>> start
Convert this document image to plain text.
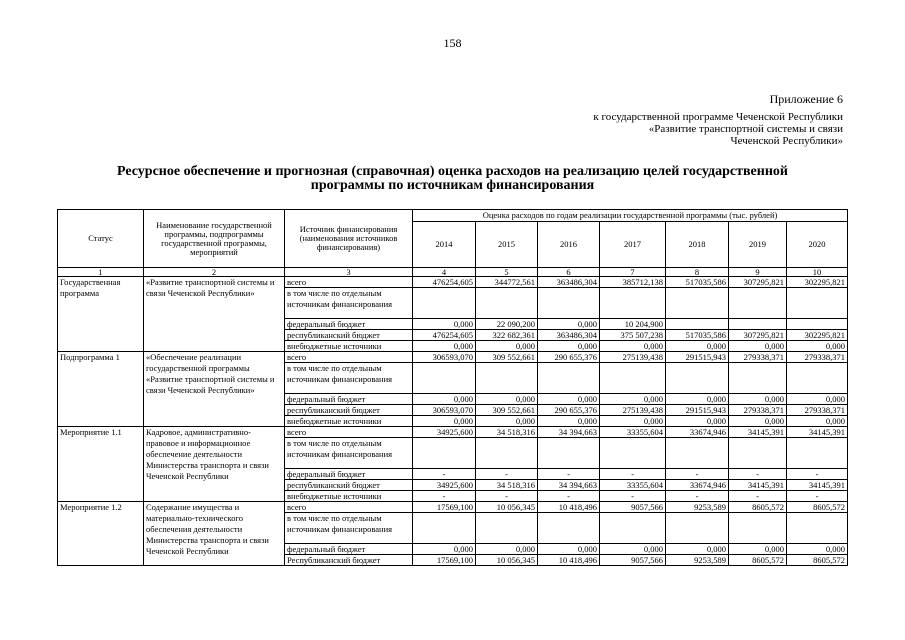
158
Приложение 6
к государственной программе Чеченской Республики
«Развитие транспортной системы и связи
Чеченской Республики»
Ресурсное обеспечение и прогнозная (справочная) оценка расходов на реализацию целей государственной
программы по источникам финансирования
Статус	Наименование государственной программы, подпрограммы государственной программы, мероприятий	Источник финансирования (наименования источников финансирования)	Оценка расходов по годам реализации государственной программы (тыс. рублей)						
			2014	2015	2016	2017	2018	2019	2020
1	2	3	4	5	6	7	8	9	10
Государственная программа	«Развитие транспортной системы и связи Чеченской Республики»	всего	476254,605	344772,561	363486,304	385712,138	517035,586	307295,821	302295,821
		в том числе по отдельным источникам финансирования							
		федеральный бюджет	0,000	22 090,200	0,000	10 204,900			
		республиканский бюджет	476254,605	322 682,361	363486,304	375 507,238	517035,586	307295,821	302295,821
		внебюджетные источники	0,000	0,000	0,000	0,000	0,000	0,000	0,000
Подпрограмма 1	«Обеспечение реализации государственной программы «Развитие транспортной системы и связи Чеченской Республики»	всего	306593,070	309 552,661	290 655,376	275139,438	291515,943	279338,371	279338,371
		в том числе по отдельным источникам финансирования							
		федеральный бюджет	0,000	0,000	0,000	0,000	0,000	0,000	0,000
		республиканский бюджет	306593,070	309 552,661	290 655,376	275139,438	291515,943	279338,371	279338,371
		внебюджетные источники	0,000	0,000	0,000	0,000	0,000	0,000	0,000
Мероприятие 1.1	Кадровое, административно-правовое и информационное обеспечение деятельности Министерства транспорта и связи Чеченской Республики	всего	34925,600	34 518,316	34 394,663	33355,604	33674,946	34145,391	34145,391
		в том числе по отдельным источникам финансирования							
		федеральный бюджет	-	-	-	-	-	-	-
		республиканский бюджет	34925,600	34 518,316	34 394,663	33355,604	33674,946	34145,391	34145,391
		внебюджетные источники	-	-	-	-	-	-	-
Мероприятие 1.2	Содержание имущества и материально-технического обеспечения деятельности Министерства транспорта и связи Чеченской Республики	всего	17569,100	10 056,345	10 418,496	9057,566	9253,589	8605,572	8605,572
		в том числе по отдельным источникам финансирования							
		федеральный бюджет	0,000	0,000	0,000	0,000	0,000	0,000	0,000
		Республиканский бюджет	17569,100	10 056,345	10 418,496	9057,566	9253,589	8605,572	8605,572
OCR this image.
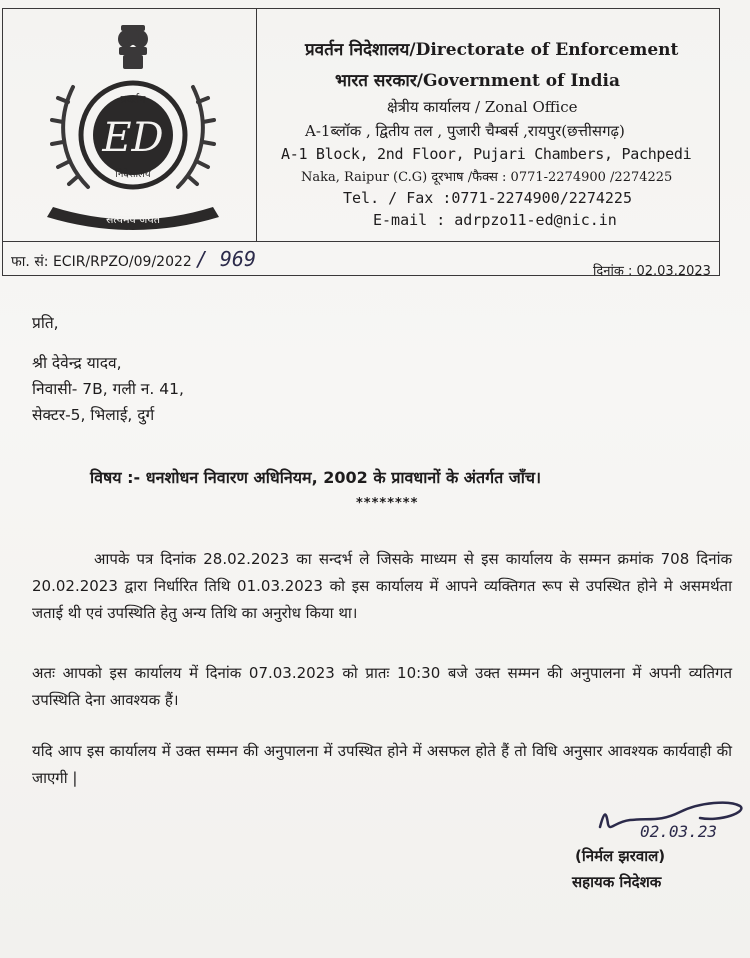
ED
प्रवर्तन
निदेशालय
सत्यमेव जयते
प्रवर्तन निदेशालय/Directorate of Enforcement
भारत सरकार/Government of India
क्षेत्रीय कार्यालय / Zonal Office
A-1ब्लॉक , द्वितीय तल , पुजारी चैम्बर्स ,रायपुर(छत्तीसगढ़)
A-1 Block, 2nd Floor, Pujari Chambers, Pachpedi
Naka, Raipur (C.G) दूरभाष /फैक्स : 0771-2274900 /2274225
Tel. / Fax :0771-2274900/2274225
E-mail : adrpzo11-ed@nic.in
फा. सं: ECIR/RPZO/09/2022 / 969
दिनांक : 02.03.2023
प्रति,
श्री देवेन्द्र यादव,
निवासी- 7B, गली न. 41,
सेक्टर-5, भिलाई, दुर्ग
विषय :- धनशोधन निवारण अधिनियम, 2002 के प्रावधानों के अंतर्गत जाँच।
********
आपके पत्र दिनांक 28.02.2023 का सन्दर्भ ले जिसके माध्यम से इस कार्यालय के सम्मन क्रमांक 708 दिनांक 20.02.2023 द्वारा निर्धारित तिथि 01.03.2023 को इस कार्यालय में आपने व्यक्तिगत रूप से उपस्थित होने मे असमर्थता जताई थी एवं उपस्थिति हेतु अन्य तिथि का अनुरोध किया था।
अतः आपको इस कार्यालय में दिनांक 07.03.2023 को प्रातः 10:30 बजे उक्त सम्मन की अनुपालना में अपनी व्यतिगत उपस्थिति देना आवश्यक हैं।
यदि आप इस कार्यालय में उक्त सम्मन की अनुपालना में उपस्थित होने में असफल होते हैं तो विधि अनुसार आवश्यक कार्यवाही की जाएगी |
02.03.23
(निर्मल झरवाल)
सहायक निदेशक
>> end
**Stated task**
Your copy should hold every record word for word and none of the pictures.

**Task response**
Convert this document image to plain text.
158
Приложение 6
к государственной программе Чеченской Республики
«Развитие транспортной системы и связи
Чеченской Республики»
Ресурсное обеспечение и прогнозная (справочная) оценка расходов на реализацию целей государственной
программы по источникам финансирования
Статус	Наименование государственной программы, подпрограммы государственной программы, мероприятий	Источник финансирования (наименования источников финансирования)	Оценка расходов по годам реализации государственной программы (тыс. рублей)						
			2014	2015	2016	2017	2018	2019	2020
1	2	3	4	5	6	7	8	9	10
Государственная программа	«Развитие транспортной системы и связи Чеченской Республики»	всего	476254,605	344772,561	363486,304	385712,138	517035,586	307295,821	302295,821
		в том числе по отдельным источникам финансирования							
		федеральный бюджет	0,000	22 090,200	0,000	10 204,900			
		республиканский бюджет	476254,605	322 682,361	363486,304	375 507,238	517035,586	307295,821	302295,821
		внебюджетные источники	0,000	0,000	0,000	0,000	0,000	0,000	0,000
Подпрограмма 1	«Обеспечение реализации государственной программы «Развитие транспортной системы и связи Чеченской Республики»	всего	306593,070	309 552,661	290 655,376	275139,438	291515,943	279338,371	279338,371
		в том числе по отдельным источникам финансирования							
		федеральный бюджет	0,000	0,000	0,000	0,000	0,000	0,000	0,000
		республиканский бюджет	306593,070	309 552,661	290 655,376	275139,438	291515,943	279338,371	279338,371
		внебюджетные источники	0,000	0,000	0,000	0,000	0,000	0,000	0,000
Мероприятие 1.1	Кадровое, административно-правовое и информационное обеспечение деятельности Министерства транспорта и связи Чеченской Республики	всего	34925,600	34 518,316	34 394,663	33355,604	33674,946	34145,391	34145,391
		в том числе по отдельным источникам финансирования							
		федеральный бюджет	-	-	-	-	-	-	-
		республиканский бюджет	34925,600	34 518,316	34 394,663	33355,604	33674,946	34145,391	34145,391
		внебюджетные источники	-	-	-	-	-	-	-
Мероприятие 1.2	Содержание имущества и материально-технического обеспечения деятельности Министерства транспорта и связи Чеченской Республики	всего	17569,100	10 056,345	10 418,496	9057,566	9253,589	8605,572	8605,572
		в том числе по отдельным источникам финансирования							
		федеральный бюджет	0,000	0,000	0,000	0,000	0,000	0,000	0,000
		Республиканский бюджет	17569,100	10 056,345	10 418,496	9057,566	9253,589	8605,572	8605,572
OCR this image.
ED
प्रवर्तन
निदेशालय
सत्यमेव जयते
प्रवर्तन निदेशालय/Directorate of Enforcement
भारत सरकार/Government of India
क्षेत्रीय कार्यालय / Zonal Office
A-1ब्लॉक , द्वितीय तल , पुजारी चैम्बर्स ,रायपुर(छत्तीसगढ़)
A-1 Block, 2nd Floor, Pujari Chambers, Pachpedi
Naka, Raipur (C.G) दूरभाष /फैक्स : 0771-2274900 /2274225
Tel. / Fax :0771-2274900/2274225
E-mail : adrpzo11-ed@nic.in
फा. सं: ECIR/RPZO/09/2022 / 969
दिनांक : 02.03.2023
प्रति,
श्री देवेन्द्र यादव,
निवासी- 7B, गली न. 41,
सेक्टर-5, भिलाई, दुर्ग
विषय :- धनशोधन निवारण अधिनियम, 2002 के प्रावधानों के अंतर्गत जाँच।
********
आपके पत्र दिनांक 28.02.2023 का सन्दर्भ ले जिसके माध्यम से इस कार्यालय के सम्मन क्रमांक 708 दिनांक 20.02.2023 द्वारा निर्धारित तिथि 01.03.2023 को इस कार्यालय में आपने व्यक्तिगत रूप से उपस्थित होने मे असमर्थता जताई थी एवं उपस्थिति हेतु अन्य तिथि का अनुरोध किया था।
अतः आपको इस कार्यालय में दिनांक 07.03.2023 को प्रातः 10:30 बजे उक्त सम्मन की अनुपालना में अपनी व्यतिगत उपस्थिति देना आवश्यक हैं।
यदि आप इस कार्यालय में उक्त सम्मन की अनुपालना में उपस्थित होने में असफल होते हैं तो विधि अनुसार आवश्यक कार्यवाही की जाएगी |
02.03.23
(निर्मल झरवाल)
सहायक निदेशक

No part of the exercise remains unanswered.